→ Short problem: Establish how many lines in the material include the string "Florida" and report it as a lone number.

→ Dataset extract:
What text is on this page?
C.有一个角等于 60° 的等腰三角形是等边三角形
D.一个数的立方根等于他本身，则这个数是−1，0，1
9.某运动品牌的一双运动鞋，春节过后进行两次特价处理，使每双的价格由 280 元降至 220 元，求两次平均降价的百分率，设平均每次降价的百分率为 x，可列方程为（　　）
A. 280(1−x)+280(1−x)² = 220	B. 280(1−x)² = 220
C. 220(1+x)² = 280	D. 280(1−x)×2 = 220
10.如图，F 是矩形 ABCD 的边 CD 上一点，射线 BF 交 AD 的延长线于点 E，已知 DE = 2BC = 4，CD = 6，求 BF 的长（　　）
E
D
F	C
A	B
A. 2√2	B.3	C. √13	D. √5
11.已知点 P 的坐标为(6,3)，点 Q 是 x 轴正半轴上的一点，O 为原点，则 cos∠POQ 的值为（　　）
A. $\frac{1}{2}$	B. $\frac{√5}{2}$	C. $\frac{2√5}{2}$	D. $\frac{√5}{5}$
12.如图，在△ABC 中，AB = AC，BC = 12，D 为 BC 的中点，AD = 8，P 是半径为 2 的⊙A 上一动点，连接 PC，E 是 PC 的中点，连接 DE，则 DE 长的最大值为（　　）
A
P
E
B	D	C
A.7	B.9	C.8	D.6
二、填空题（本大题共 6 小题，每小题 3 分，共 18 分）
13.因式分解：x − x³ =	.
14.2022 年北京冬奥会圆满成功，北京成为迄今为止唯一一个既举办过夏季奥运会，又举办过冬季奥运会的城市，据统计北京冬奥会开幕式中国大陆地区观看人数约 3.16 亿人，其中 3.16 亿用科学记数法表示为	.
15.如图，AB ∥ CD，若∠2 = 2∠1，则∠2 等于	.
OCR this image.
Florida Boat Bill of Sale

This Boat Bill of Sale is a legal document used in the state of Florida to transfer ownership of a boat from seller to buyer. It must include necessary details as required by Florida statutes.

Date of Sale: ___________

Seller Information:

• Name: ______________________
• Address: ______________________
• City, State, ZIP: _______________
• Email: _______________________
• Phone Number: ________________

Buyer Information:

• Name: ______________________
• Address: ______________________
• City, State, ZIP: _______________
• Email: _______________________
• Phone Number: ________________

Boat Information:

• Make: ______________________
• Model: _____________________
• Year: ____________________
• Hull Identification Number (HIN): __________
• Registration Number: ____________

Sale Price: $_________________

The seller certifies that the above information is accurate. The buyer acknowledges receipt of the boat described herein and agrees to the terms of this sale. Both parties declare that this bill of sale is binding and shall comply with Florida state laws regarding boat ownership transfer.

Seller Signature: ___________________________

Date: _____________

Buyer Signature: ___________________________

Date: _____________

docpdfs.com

...

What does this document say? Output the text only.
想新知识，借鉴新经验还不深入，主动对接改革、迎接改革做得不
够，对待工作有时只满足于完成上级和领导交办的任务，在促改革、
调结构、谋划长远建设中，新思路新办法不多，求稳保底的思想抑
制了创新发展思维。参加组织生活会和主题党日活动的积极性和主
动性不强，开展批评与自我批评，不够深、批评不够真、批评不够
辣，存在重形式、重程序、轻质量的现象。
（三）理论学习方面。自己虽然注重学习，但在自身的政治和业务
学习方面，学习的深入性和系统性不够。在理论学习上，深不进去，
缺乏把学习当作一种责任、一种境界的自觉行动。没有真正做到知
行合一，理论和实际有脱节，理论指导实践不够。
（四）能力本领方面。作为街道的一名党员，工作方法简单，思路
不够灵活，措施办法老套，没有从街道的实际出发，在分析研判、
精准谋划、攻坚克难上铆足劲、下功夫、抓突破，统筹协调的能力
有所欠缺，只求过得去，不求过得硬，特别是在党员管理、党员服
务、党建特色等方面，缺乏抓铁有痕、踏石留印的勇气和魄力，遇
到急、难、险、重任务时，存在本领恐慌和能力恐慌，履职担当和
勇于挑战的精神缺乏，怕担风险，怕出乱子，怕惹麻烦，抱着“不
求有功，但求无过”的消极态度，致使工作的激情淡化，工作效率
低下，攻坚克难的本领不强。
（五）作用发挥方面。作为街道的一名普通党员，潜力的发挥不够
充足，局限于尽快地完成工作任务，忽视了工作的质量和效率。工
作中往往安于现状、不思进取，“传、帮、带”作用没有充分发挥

...

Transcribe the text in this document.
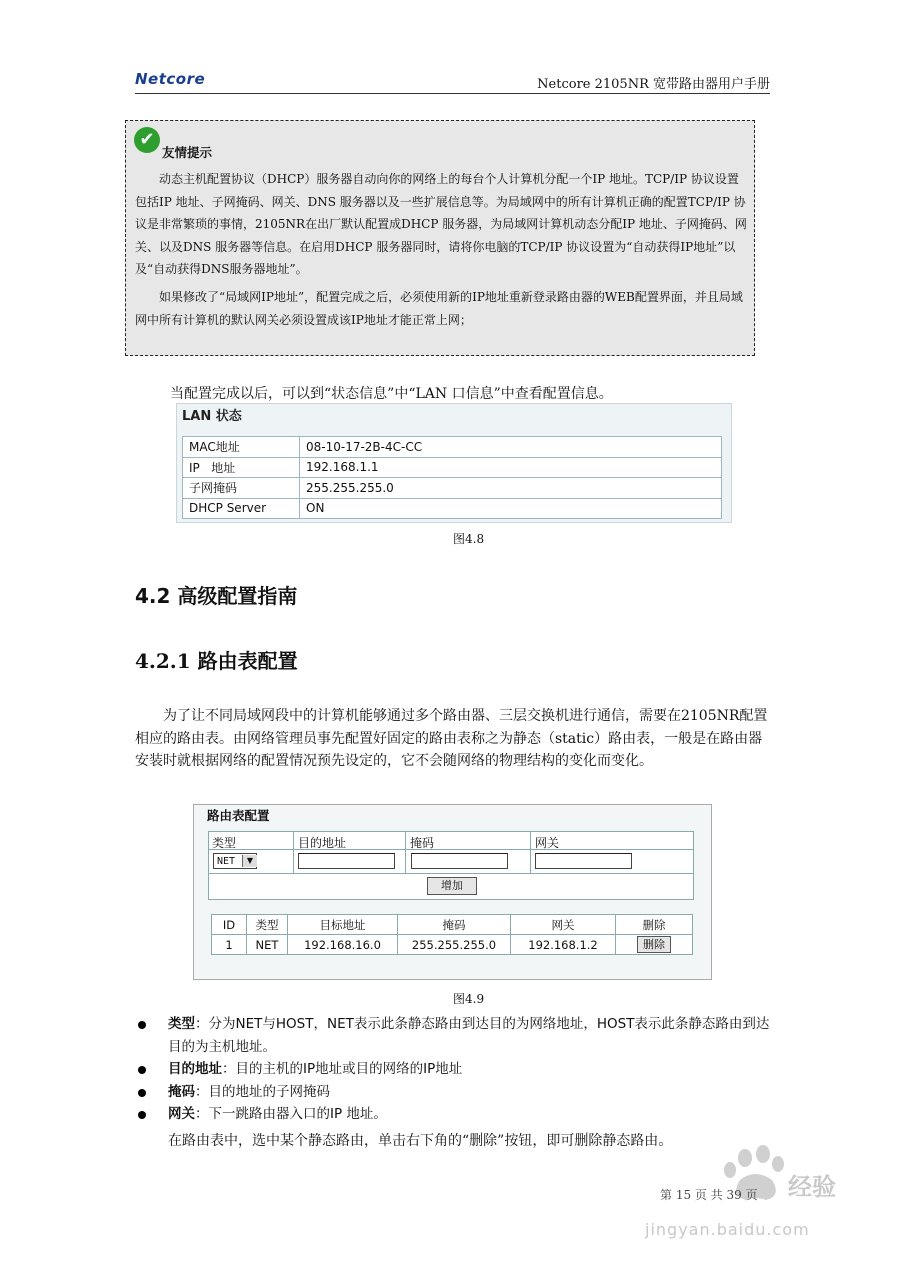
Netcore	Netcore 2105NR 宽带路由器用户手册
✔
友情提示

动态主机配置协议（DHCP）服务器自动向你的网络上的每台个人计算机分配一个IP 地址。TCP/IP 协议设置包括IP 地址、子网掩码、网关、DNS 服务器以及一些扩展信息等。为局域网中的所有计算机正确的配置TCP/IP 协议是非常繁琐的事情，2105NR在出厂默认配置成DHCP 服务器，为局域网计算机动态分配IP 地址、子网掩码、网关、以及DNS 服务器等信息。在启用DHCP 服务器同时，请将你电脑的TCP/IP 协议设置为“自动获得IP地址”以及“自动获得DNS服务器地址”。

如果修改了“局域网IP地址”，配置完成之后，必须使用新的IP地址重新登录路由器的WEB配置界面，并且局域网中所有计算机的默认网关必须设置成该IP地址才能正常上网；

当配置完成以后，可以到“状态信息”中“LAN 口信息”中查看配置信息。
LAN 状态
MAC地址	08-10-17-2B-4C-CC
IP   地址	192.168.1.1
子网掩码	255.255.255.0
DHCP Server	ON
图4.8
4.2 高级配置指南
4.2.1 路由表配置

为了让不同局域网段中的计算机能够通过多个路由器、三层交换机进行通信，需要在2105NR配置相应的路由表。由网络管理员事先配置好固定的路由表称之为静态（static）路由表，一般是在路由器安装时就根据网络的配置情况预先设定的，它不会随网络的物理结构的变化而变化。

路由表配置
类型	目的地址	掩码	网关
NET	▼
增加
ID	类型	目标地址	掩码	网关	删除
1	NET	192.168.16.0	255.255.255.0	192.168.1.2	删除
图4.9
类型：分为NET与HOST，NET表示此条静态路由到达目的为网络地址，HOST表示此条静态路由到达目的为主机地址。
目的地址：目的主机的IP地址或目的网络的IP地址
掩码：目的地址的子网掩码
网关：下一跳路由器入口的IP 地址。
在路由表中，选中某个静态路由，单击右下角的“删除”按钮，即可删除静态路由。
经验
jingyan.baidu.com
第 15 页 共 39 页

→ Complete answer: 3